■ Work instructions ■
Tally the lines with the word "英文別名一" and report the number alone.

[Stored items from a collection]
▼

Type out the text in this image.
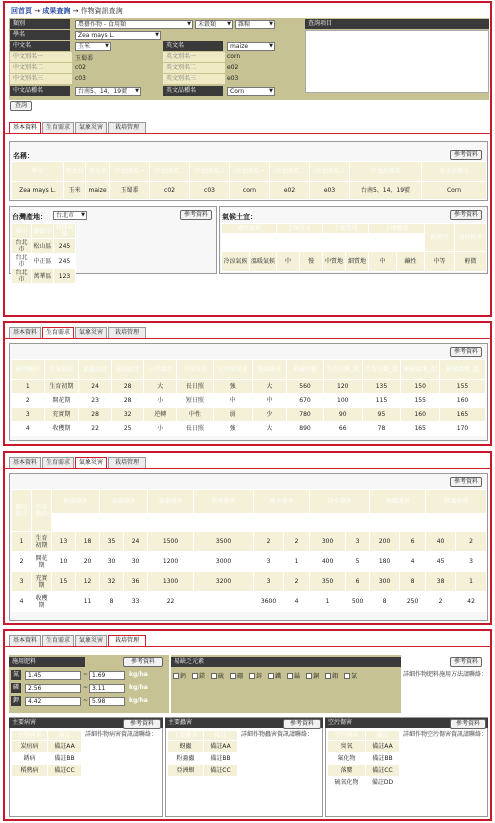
回首頁 → 成果查詢 → 作物資訊查詢
類別	農藝作物 - 食用類 ▼	禾穀類 ▼	雜糧 ▼	查詢項目
學名	Zea mays L. ▼
中文名	玉米 ▼	英文名	maize ▼
中文別名一	玉蜀黍	英文別名一	corn
中文別名二	c02	英文別名二	e02
中文別名三	c03	英文別名三	e03
中文品種名	台南5、14、19號 ▼	英文品種名	Corn ▼
查詢
基本資料	生育需求	氣象災害	栽培管理
名稱：	參考資料
學名	中文名	英文名	中文別名一	中文別名二	中文別名三	英文別名一	英文別名二	英文別名三	中文品種名	英文品種名
Zea mays L.	玉米	maize	玉蜀黍	c02	c03	corn	e02	e03	台南5、14、19號	Corn
台灣產地：	台北市 ▼	參考資料
縣市	鄉鎮市	栽種面積
台北市	松山區	245
台北市	中正區	245
台北市	萬華區	123
氣候土宜：	參考資料
適宜氣候		土壤排水		土壤質地		土壤酸度		耐鹽性	連作障害
範疇	評分	範疇	評分	範疇	評分	範疇	評分		
冷涼氣候	溫暖氣候	中	慢	中質地	細質地	中	鹼性	中等	輕微
基本資料	生育需求	氣象災害	栽培管理
參考資料
階段順序	生育階段	最低溫度	最高溫度	日夜溫差	日照需求	日射量需求	通風需求	最適雨量	生育日數_起	生育日數_迄	累積溫度_起	累積溫度_迄
1	生育初期	24	28	大	長日照	強	大	560	120	135	150	155
2	開花期	23	28	小	短日照	中	中	670	100	115	155	160
3	充實期	28	32	逆轉	中性	弱	少	780	90	95	160	165
4	收穫期	22	25	小	長日照	強	大	890	66	78	165	170
基本資料	生育需求	氣象災害	栽培管理
參考資料
階段順序	生育階段	低溫傷害		高溫傷害		豪雨傷害	雷雨傷害	淹水傷害		缺水傷害		強風傷害		焚風傷害		
		≧(℃)	≧(hr)	≧(℃)	≧(hr)	≧(mm/hr)	≧(mm/day)	≧(day)	≧(hr)	≧(m/day)	≧(day)	≧(m/s)	≧(hr)	≧(℃)	≧(%RH)	
1	生育初期	13	18	35	24	1500	3500	2	2	300	3	200	6	40	2	
2	開花期	10	20	30	30	1200	3000	3	1	400	5	180	4	45	3	
3	充實期	15	12	32	36	1300	3200	3	2	350	6	300	8	38	1	
4	收穫期		11	8	33	22		3600	4	1	500	8	250	2	42	
基本資料	生育需求	氣象災害	栽培管理
施用肥料	參考資料
氮	1.45	~ 1.69	kg/ha
磷	2.56	~ 3.11	kg/ha
鉀	4.42	~ 5.98	kg/ha
易缺乏元素
鈣 鎂 硫 硼 鋅 鐵 錳 銅 鉬 氯
參考資料
詳細作物肥料施用方法請聯絡：
主要病害	參考資料
主要病害	備註
炭疽病	備註AA
銹病	備註BB
稻熱病	備註CC
詳細作物病害資訊請聯絡：
主要蟲害	參考資料
主要蟲害	備註
蚜蟲	備註AA
粉蝨蟲	備註BB
亞洲螟	備註CC
詳細作物蟲害資訊請聯絡：
空污傷害	參考資料
空污傷害	備註
臭氧	備註AA
氟化物	備註BB
落塵	備註CC
硫氧化物	備註DD
詳細作物空污傷害資訊請聯絡：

▲

■ Exercise result ■
2